- [What you should do] Copy out every line that contains "JSON".

- [Entries supplied]
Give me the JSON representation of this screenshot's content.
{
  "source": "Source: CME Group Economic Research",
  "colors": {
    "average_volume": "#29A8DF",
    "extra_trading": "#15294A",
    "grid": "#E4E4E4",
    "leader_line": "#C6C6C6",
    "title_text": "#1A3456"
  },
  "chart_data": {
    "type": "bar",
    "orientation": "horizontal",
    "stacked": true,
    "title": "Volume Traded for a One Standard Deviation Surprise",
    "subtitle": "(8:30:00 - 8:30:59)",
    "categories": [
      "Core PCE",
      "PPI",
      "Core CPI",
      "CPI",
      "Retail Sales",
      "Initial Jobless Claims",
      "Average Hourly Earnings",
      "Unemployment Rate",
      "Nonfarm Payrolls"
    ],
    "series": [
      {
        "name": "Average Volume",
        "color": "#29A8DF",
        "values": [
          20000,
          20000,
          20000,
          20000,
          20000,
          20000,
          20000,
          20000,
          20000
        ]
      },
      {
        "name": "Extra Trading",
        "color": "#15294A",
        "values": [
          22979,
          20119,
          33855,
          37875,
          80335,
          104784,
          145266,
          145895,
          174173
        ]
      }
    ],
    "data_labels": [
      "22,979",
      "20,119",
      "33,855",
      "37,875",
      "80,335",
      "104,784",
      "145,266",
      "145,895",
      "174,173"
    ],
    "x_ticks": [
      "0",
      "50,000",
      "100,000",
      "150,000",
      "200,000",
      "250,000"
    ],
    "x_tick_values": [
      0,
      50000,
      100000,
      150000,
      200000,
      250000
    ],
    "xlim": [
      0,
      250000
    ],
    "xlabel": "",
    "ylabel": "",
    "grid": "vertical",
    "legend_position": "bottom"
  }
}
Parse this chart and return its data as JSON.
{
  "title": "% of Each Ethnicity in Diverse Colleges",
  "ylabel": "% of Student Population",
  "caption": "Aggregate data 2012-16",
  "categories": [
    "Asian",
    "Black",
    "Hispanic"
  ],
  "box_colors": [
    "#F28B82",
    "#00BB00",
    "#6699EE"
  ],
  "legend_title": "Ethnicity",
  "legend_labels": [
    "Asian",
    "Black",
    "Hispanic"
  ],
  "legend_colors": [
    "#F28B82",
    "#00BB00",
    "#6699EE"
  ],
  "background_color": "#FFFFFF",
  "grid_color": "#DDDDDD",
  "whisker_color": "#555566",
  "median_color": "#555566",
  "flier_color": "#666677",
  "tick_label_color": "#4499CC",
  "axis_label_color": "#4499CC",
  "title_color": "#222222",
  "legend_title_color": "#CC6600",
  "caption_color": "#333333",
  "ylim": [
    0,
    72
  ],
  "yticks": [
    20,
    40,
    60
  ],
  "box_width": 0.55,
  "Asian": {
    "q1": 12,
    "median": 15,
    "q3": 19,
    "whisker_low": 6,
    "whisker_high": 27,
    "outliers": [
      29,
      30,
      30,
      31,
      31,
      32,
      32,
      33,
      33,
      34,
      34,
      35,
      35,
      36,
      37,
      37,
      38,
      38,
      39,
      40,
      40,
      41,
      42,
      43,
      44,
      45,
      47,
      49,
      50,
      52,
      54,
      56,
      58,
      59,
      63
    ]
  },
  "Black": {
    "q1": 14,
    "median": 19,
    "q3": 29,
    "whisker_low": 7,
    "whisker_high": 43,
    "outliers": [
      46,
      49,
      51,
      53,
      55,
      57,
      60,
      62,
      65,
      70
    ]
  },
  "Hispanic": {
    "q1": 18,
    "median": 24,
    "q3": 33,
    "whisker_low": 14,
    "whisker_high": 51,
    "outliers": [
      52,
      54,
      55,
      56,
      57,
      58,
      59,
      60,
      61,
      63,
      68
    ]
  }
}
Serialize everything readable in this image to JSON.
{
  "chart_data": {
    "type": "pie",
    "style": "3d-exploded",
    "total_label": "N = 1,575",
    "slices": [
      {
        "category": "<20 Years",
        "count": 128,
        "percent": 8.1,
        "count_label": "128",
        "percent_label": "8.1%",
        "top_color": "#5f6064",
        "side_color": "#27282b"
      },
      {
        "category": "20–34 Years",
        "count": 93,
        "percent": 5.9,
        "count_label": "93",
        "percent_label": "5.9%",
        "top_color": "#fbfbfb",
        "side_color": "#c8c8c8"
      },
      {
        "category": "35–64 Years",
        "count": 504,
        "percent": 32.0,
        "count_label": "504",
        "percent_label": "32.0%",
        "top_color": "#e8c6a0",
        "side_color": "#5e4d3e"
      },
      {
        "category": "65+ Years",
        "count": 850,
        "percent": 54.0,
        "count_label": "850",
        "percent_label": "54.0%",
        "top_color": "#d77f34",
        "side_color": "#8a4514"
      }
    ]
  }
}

- [Correct response]
Give me the JSON representation of this screenshot's content.
Parse this chart and return its data as JSON.
Serialize everything readable in this image to JSON.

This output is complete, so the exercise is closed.